Do this: Give all of the lines again exactly as they read.

[Data excerpts]

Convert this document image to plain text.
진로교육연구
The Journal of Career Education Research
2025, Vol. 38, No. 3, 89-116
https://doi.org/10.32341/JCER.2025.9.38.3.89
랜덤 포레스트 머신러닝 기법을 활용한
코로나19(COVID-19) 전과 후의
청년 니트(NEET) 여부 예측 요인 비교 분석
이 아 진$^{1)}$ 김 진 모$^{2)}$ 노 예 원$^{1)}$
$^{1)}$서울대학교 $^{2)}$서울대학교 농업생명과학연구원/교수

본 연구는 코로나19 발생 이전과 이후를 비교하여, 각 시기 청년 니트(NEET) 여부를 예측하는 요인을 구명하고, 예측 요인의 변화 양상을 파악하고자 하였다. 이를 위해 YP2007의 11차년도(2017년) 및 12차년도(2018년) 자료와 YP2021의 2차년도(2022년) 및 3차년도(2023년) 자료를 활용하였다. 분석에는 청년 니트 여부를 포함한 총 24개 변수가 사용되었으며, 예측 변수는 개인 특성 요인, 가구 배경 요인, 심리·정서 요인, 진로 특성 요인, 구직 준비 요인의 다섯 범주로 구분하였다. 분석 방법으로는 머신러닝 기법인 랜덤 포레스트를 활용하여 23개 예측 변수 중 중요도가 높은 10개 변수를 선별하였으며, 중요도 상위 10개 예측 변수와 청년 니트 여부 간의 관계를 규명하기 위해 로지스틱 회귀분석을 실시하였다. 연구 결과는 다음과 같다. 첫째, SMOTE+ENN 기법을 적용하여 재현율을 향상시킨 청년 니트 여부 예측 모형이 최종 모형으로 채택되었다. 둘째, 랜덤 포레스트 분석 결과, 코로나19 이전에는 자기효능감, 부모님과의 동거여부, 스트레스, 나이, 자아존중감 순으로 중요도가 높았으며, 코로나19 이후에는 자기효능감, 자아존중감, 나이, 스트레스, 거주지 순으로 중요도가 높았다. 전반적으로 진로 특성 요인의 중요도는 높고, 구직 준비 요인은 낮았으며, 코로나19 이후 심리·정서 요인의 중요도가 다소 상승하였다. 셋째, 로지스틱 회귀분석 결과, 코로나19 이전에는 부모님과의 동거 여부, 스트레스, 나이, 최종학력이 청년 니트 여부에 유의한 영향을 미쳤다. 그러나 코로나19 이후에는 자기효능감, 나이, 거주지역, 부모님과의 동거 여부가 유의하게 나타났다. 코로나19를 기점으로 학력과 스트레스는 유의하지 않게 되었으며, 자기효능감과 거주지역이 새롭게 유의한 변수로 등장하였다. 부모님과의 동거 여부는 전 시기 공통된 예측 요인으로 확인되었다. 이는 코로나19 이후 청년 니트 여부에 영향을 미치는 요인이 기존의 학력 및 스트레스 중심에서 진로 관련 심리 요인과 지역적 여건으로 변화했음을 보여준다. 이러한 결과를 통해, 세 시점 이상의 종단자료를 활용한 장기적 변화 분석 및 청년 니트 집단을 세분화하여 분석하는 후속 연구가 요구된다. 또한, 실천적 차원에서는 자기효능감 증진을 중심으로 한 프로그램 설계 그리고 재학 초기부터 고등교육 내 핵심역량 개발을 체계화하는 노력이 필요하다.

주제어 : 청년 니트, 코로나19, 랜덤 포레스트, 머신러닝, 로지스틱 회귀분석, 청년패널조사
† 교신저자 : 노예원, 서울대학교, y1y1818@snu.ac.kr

Result of the task:
Convert this document image to plain text.
진로교육연구
The Journal of Career Education Research
2025, Vol. 38, No. 3, 89-116
https://doi.org/10.32341/JCER.2025.9.38.3.89
랜덤 포레스트 머신러닝 기법을 활용한
코로나19(COVID-19) 전과 후의
청년 니트(NEET) 여부 예측 요인 비교 분석
이 아 진$^{1)}$ 김 진 모$^{2)}$ 노 예 원$^{1)}$
$^{1)}$서울대학교 $^{2)}$서울대학교 농업생명과학연구원/교수

본 연구는 코로나19 발생 이전과 이후를 비교하여, 각 시기 청년 니트(NEET) 여부를 예측하는 요인을 구명하고, 예측 요인의 변화 양상을 파악하고자 하였다. 이를 위해 YP2007의 11차년도(2017년) 및 12차년도(2018년) 자료와 YP2021의 2차년도(2022년) 및 3차년도(2023년) 자료를 활용하였다. 분석에는 청년 니트 여부를 포함한 총 24개 변수가 사용되었으며, 예측 변수는 개인 특성 요인, 가구 배경 요인, 심리·정서 요인, 진로 특성 요인, 구직 준비 요인의 다섯 범주로 구분하였다. 분석 방법으로는 머신러닝 기법인 랜덤 포레스트를 활용하여 23개 예측 변수 중 중요도가 높은 10개 변수를 선별하였으며, 중요도 상위 10개 예측 변수와 청년 니트 여부 간의 관계를 규명하기 위해 로지스틱 회귀분석을 실시하였다. 연구 결과는 다음과 같다. 첫째, SMOTE+ENN 기법을 적용하여 재현율을 향상시킨 청년 니트 여부 예측 모형이 최종 모형으로 채택되었다. 둘째, 랜덤 포레스트 분석 결과, 코로나19 이전에는 자기효능감, 부모님과의 동거여부, 스트레스, 나이, 자아존중감 순으로 중요도가 높았으며, 코로나19 이후에는 자기효능감, 자아존중감, 나이, 스트레스, 거주지 순으로 중요도가 높았다. 전반적으로 진로 특성 요인의 중요도는 높고, 구직 준비 요인은 낮았으며, 코로나19 이후 심리·정서 요인의 중요도가 다소 상승하였다. 셋째, 로지스틱 회귀분석 결과, 코로나19 이전에는 부모님과의 동거 여부, 스트레스, 나이, 최종학력이 청년 니트 여부에 유의한 영향을 미쳤다. 그러나 코로나19 이후에는 자기효능감, 나이, 거주지역, 부모님과의 동거 여부가 유의하게 나타났다. 코로나19를 기점으로 학력과 스트레스는 유의하지 않게 되었으며, 자기효능감과 거주지역이 새롭게 유의한 변수로 등장하였다. 부모님과의 동거 여부는 전 시기 공통된 예측 요인으로 확인되었다. 이는 코로나19 이후 청년 니트 여부에 영향을 미치는 요인이 기존의 학력 및 스트레스 중심에서 진로 관련 심리 요인과 지역적 여건으로 변화했음을 보여준다. 이러한 결과를 통해, 세 시점 이상의 종단자료를 활용한 장기적 변화 분석 및 청년 니트 집단을 세분화하여 분석하는 후속 연구가 요구된다. 또한, 실천적 차원에서는 자기효능감 증진을 중심으로 한 프로그램 설계 그리고 재학 초기부터 고등교육 내 핵심역량 개발을 체계화하는 노력이 필요하다.

주제어 : 청년 니트, 코로나19, 랜덤 포레스트, 머신러닝, 로지스틱 회귀분석, 청년패널조사
† 교신저자 : 노예원, 서울대학교, y1y1818@snu.ac.kr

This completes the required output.